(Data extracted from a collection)
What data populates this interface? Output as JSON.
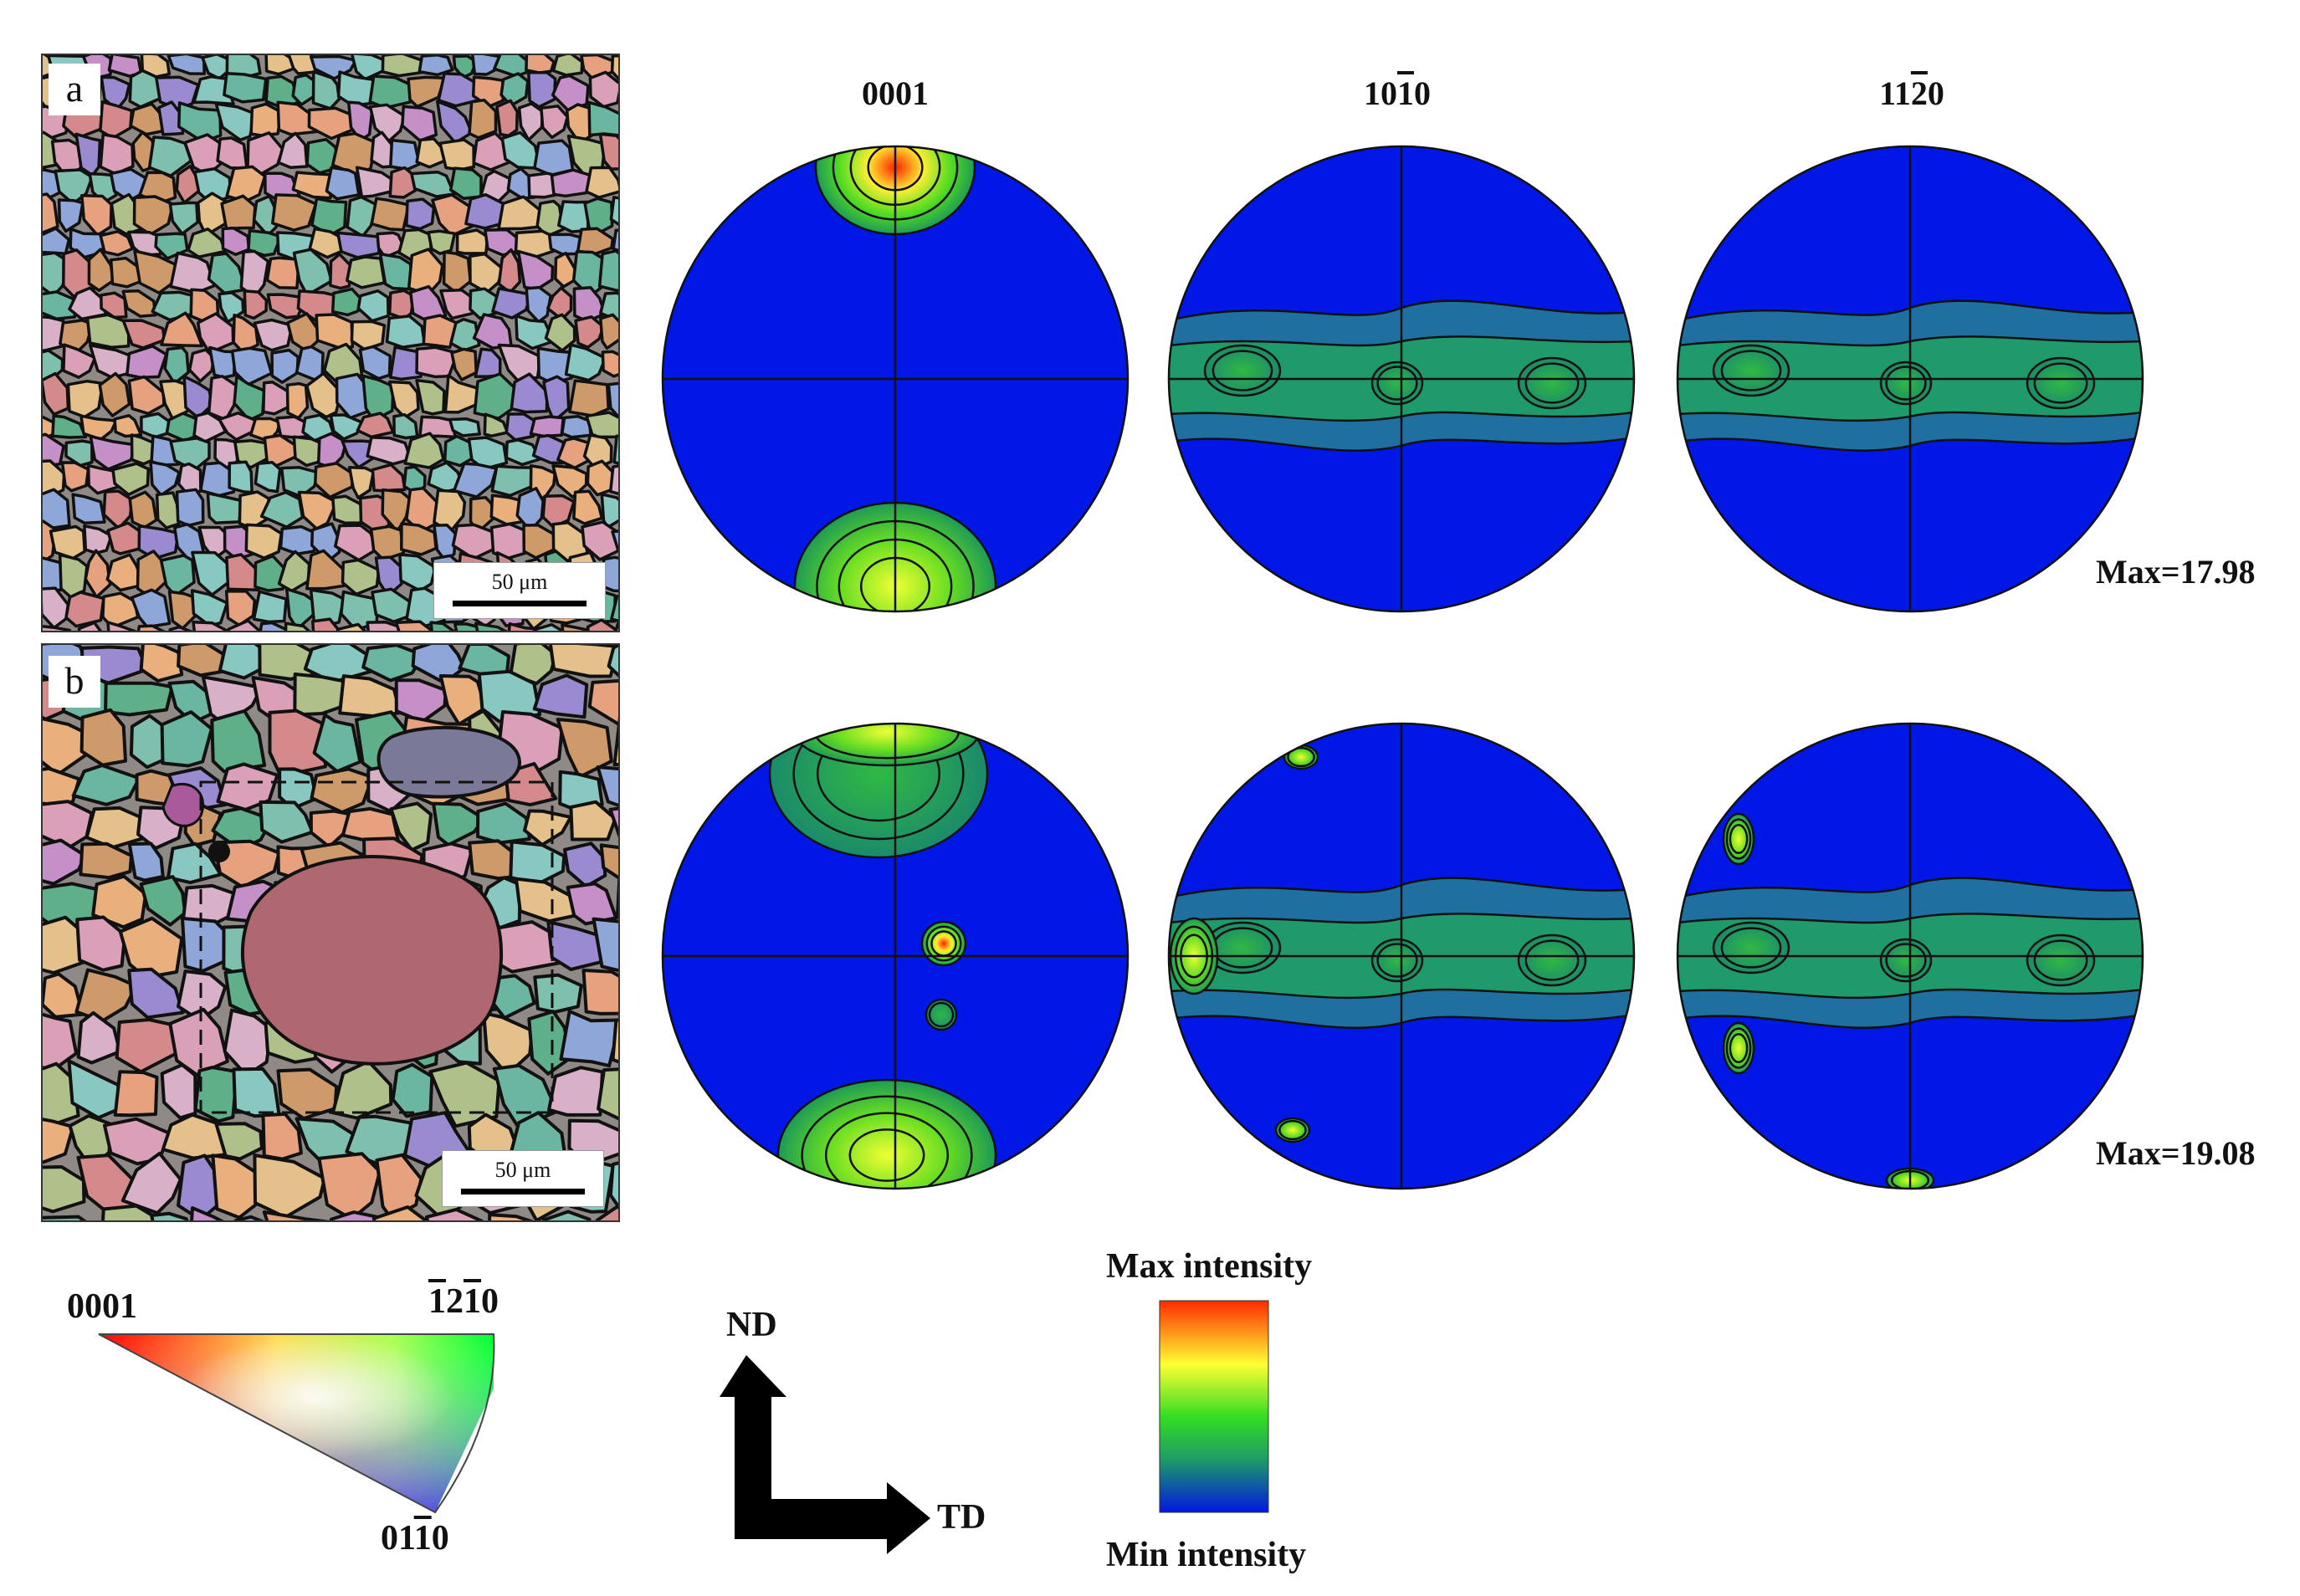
{
  "pole_figures": {
    "headers": [
      {
        "main": "0001",
        "bar": ""
      },
      {
        "main": "10",
        "bar": "1",
        "tail": "0"
      },
      {
        "main": "11",
        "bar": "2",
        "tail": "0"
      }
    ],
    "row_a_max": "Max=17.98",
    "row_b_max": "Max=19.08"
  },
  "panels": {
    "a": {
      "letter": "a",
      "scale": "50 μm"
    },
    "b": {
      "letter": "b",
      "scale": "50 μm"
    }
  },
  "ipf_key": {
    "corner_0001": "0001",
    "corner_top_right": {
      "pre": "",
      "bar1": "1",
      "mid": "2",
      "bar2": "1",
      "tail": "0",
      "lead_bar": "1"
    },
    "corner_bottom": {
      "pre": "01",
      "bar": "1",
      "tail": "0"
    }
  },
  "axes": {
    "vertical": "ND",
    "horizontal": "TD"
  },
  "colorbar": {
    "max_label": "Max intensity",
    "min_label": "Min intensity",
    "colors": [
      "#ff2a00",
      "#ffff33",
      "#33cc33",
      "#1f9c66",
      "#0018e0"
    ]
  }
}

What to produce
Which lines contain the word "intensity"? Copy each one.

Finished answer
    "max_label": "Max intensity",
    "min_label": "Min intensity",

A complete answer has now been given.